▶ **Problem to solve**: Among the records that follow, count the lines with the string "Fotos"; report only that count.

Start of Block

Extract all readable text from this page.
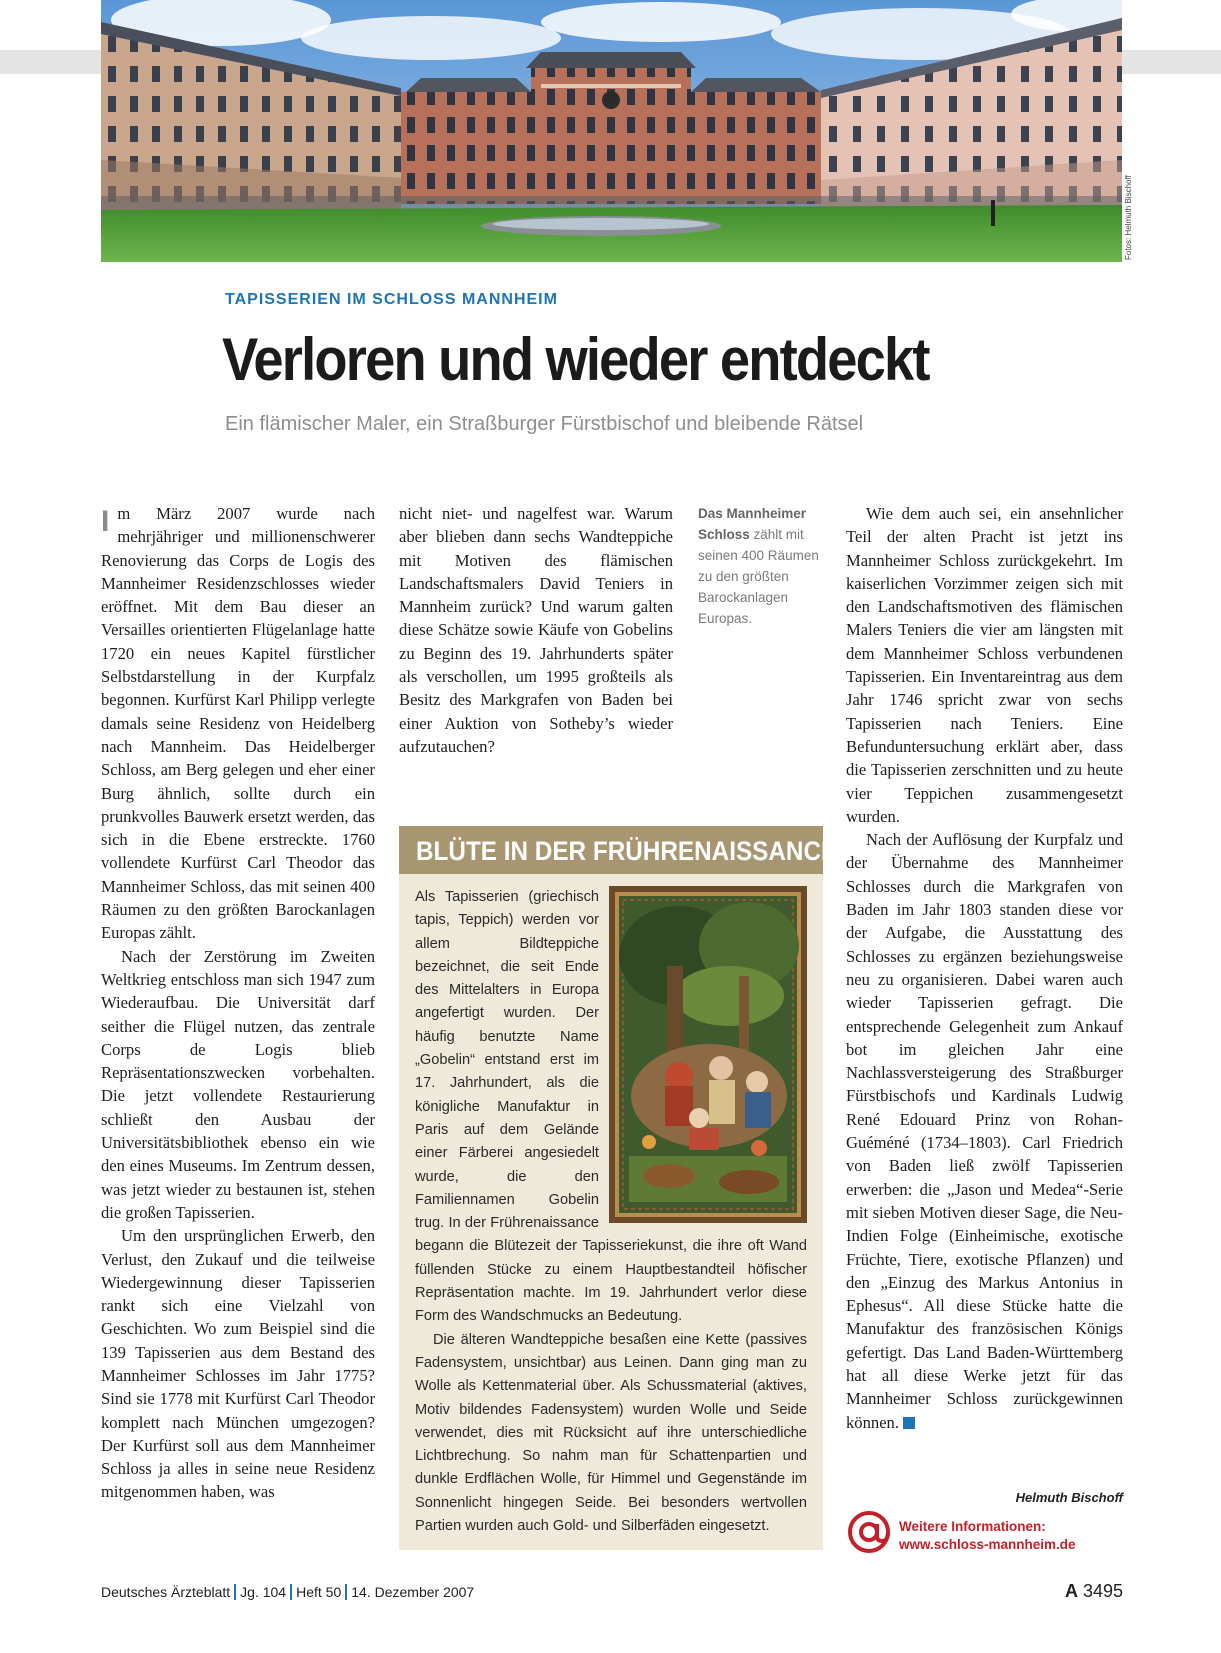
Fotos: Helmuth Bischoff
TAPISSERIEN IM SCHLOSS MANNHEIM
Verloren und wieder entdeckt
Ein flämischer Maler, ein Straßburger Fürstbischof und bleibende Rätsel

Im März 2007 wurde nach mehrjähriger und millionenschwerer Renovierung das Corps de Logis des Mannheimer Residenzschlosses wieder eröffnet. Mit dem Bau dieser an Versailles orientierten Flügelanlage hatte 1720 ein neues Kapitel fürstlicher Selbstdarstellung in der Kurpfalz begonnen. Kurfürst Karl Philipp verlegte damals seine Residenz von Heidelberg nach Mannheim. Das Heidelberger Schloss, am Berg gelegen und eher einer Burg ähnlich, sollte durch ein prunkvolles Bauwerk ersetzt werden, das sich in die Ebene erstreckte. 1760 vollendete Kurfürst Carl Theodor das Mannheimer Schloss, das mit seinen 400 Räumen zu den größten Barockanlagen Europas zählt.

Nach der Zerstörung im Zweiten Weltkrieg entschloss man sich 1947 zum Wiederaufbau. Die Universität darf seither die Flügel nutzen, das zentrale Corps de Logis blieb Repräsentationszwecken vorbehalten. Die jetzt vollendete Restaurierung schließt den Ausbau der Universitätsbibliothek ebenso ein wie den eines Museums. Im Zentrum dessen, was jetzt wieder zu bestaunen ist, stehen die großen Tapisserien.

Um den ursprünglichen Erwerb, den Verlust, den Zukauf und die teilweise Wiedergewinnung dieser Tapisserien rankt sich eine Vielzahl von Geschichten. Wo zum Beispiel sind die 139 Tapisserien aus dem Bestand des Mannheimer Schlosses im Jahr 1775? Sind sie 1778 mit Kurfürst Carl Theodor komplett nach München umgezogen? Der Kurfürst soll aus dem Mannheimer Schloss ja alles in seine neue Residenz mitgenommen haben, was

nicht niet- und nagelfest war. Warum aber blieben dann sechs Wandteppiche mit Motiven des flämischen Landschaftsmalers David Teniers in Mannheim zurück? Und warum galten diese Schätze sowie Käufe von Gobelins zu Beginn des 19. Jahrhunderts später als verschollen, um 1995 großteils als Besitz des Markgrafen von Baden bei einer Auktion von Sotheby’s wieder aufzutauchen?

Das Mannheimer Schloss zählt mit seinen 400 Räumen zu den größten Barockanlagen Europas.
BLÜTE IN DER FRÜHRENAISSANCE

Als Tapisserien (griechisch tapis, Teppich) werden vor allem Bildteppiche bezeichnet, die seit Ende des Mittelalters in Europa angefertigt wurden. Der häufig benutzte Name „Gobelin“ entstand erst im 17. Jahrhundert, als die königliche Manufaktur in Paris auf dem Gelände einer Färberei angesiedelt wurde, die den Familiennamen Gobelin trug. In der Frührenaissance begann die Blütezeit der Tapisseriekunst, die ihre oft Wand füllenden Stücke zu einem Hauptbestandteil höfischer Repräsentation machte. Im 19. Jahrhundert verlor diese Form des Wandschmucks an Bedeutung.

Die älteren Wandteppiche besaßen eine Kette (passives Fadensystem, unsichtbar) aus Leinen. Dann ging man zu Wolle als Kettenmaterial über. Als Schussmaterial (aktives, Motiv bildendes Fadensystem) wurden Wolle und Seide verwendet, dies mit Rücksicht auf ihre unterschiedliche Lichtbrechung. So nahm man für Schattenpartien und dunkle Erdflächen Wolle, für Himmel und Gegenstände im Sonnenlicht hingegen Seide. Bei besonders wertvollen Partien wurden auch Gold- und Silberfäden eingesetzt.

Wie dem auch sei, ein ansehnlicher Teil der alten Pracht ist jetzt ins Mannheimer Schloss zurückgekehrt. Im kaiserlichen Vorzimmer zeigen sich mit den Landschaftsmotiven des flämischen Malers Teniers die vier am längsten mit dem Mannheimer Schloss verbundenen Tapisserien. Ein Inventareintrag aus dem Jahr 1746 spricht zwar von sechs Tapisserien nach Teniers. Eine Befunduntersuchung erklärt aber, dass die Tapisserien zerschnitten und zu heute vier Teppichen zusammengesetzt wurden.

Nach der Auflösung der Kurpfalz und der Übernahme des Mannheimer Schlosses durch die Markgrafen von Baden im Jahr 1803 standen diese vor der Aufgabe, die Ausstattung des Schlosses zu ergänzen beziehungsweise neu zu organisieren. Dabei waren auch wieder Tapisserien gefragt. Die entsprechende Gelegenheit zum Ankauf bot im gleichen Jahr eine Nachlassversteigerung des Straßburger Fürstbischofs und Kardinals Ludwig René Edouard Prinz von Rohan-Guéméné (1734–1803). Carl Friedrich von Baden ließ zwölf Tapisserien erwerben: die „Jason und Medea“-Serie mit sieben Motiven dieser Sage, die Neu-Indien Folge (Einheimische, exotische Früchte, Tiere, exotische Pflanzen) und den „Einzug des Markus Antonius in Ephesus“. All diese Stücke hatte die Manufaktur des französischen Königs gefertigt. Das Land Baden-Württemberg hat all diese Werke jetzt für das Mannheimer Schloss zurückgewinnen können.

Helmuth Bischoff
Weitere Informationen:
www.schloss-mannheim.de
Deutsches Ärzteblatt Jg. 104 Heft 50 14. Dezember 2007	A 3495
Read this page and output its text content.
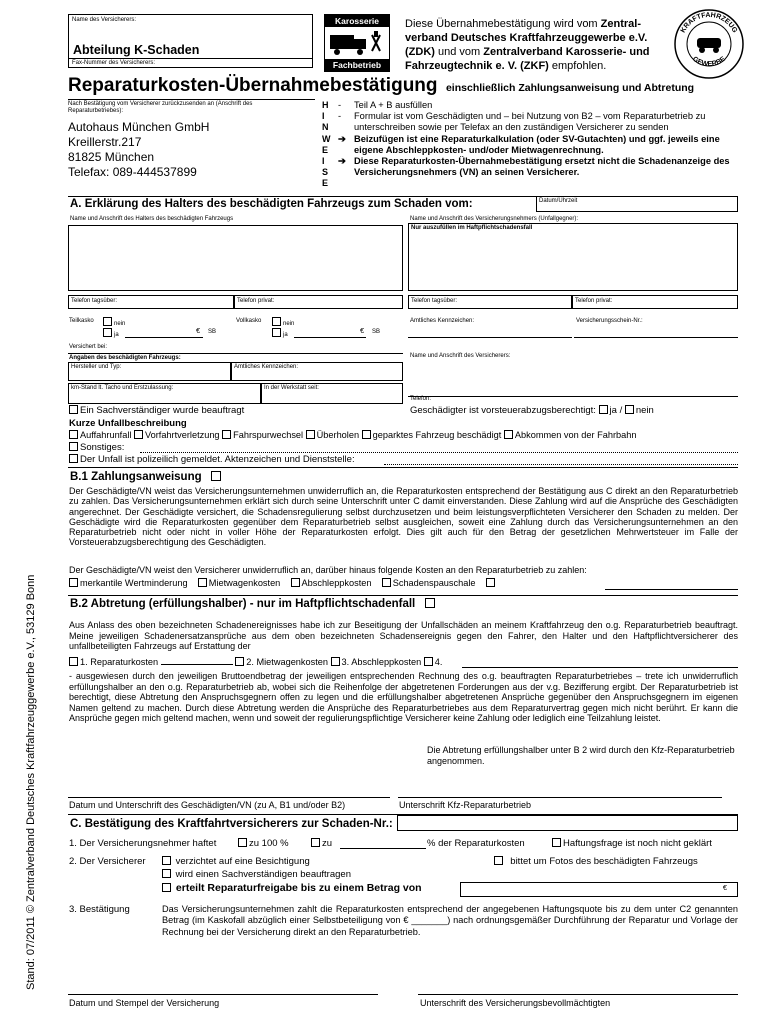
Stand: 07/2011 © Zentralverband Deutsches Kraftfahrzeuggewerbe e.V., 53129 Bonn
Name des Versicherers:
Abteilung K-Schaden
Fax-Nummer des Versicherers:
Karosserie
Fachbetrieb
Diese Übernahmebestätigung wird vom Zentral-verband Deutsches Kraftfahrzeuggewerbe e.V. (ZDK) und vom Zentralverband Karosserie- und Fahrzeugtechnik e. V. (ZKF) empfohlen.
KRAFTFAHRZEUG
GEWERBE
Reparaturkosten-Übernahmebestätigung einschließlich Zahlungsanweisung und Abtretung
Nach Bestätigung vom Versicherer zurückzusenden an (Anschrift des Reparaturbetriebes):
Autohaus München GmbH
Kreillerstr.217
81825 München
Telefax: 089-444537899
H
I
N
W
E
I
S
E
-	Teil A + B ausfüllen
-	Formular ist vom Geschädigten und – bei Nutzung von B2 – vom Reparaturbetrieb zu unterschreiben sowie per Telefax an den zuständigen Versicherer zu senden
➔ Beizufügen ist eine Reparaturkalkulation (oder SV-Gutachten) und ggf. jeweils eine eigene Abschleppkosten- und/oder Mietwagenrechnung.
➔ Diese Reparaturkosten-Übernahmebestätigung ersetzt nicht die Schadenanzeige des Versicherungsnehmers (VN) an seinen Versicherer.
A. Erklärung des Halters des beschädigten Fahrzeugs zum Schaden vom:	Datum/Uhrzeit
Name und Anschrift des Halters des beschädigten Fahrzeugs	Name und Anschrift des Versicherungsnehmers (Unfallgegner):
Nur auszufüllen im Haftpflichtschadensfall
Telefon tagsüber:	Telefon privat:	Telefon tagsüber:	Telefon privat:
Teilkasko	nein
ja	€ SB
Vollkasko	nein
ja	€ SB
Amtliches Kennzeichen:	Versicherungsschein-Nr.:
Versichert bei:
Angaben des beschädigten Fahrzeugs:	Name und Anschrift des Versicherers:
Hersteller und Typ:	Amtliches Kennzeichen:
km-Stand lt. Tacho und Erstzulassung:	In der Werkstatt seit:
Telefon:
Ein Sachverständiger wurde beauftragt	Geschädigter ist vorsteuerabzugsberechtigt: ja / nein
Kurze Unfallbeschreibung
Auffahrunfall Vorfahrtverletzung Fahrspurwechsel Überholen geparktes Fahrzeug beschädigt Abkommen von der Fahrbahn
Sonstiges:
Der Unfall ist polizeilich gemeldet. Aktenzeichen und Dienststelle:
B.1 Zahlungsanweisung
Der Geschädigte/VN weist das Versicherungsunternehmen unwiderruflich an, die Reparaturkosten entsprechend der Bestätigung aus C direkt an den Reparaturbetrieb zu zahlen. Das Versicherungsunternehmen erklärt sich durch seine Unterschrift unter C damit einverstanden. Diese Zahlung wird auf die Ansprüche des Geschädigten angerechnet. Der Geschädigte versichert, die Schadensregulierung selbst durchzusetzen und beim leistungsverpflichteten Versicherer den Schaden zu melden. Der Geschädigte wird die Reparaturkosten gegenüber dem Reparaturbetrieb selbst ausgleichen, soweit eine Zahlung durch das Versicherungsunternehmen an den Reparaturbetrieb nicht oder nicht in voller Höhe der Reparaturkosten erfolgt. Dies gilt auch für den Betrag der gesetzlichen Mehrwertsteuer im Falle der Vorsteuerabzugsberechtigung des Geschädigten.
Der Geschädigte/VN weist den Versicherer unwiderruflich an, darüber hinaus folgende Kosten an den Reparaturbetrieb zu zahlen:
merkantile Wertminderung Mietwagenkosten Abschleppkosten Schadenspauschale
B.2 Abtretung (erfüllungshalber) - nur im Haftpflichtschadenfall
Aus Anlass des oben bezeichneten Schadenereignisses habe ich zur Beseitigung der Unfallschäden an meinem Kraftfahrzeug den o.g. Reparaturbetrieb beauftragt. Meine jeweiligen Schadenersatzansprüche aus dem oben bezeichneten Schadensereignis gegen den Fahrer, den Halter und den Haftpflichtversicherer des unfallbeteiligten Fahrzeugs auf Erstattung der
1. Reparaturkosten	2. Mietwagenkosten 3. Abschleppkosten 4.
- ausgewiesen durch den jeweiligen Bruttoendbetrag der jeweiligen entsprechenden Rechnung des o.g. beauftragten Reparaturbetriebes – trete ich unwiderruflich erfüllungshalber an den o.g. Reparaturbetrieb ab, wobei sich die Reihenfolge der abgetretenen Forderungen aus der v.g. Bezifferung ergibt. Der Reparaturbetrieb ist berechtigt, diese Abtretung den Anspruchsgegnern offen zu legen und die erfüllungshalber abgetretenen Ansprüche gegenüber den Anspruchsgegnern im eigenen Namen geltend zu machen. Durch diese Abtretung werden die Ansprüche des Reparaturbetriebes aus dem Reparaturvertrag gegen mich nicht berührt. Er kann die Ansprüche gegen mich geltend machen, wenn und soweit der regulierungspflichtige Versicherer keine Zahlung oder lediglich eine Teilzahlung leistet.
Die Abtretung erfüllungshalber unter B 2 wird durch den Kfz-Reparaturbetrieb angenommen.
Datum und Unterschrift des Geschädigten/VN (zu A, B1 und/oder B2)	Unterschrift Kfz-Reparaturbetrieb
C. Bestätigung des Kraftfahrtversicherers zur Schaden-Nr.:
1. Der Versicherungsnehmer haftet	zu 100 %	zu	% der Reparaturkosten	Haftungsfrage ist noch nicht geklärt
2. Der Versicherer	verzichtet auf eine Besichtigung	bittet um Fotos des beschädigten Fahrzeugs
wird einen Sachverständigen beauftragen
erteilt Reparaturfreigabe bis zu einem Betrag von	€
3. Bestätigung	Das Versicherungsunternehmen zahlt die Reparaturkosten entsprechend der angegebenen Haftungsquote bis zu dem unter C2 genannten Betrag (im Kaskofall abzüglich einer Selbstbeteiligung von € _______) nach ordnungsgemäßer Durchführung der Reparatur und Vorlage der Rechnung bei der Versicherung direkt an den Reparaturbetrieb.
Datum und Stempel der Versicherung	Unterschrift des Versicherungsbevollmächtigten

End of Block

▶ **Output of the exercise**: 2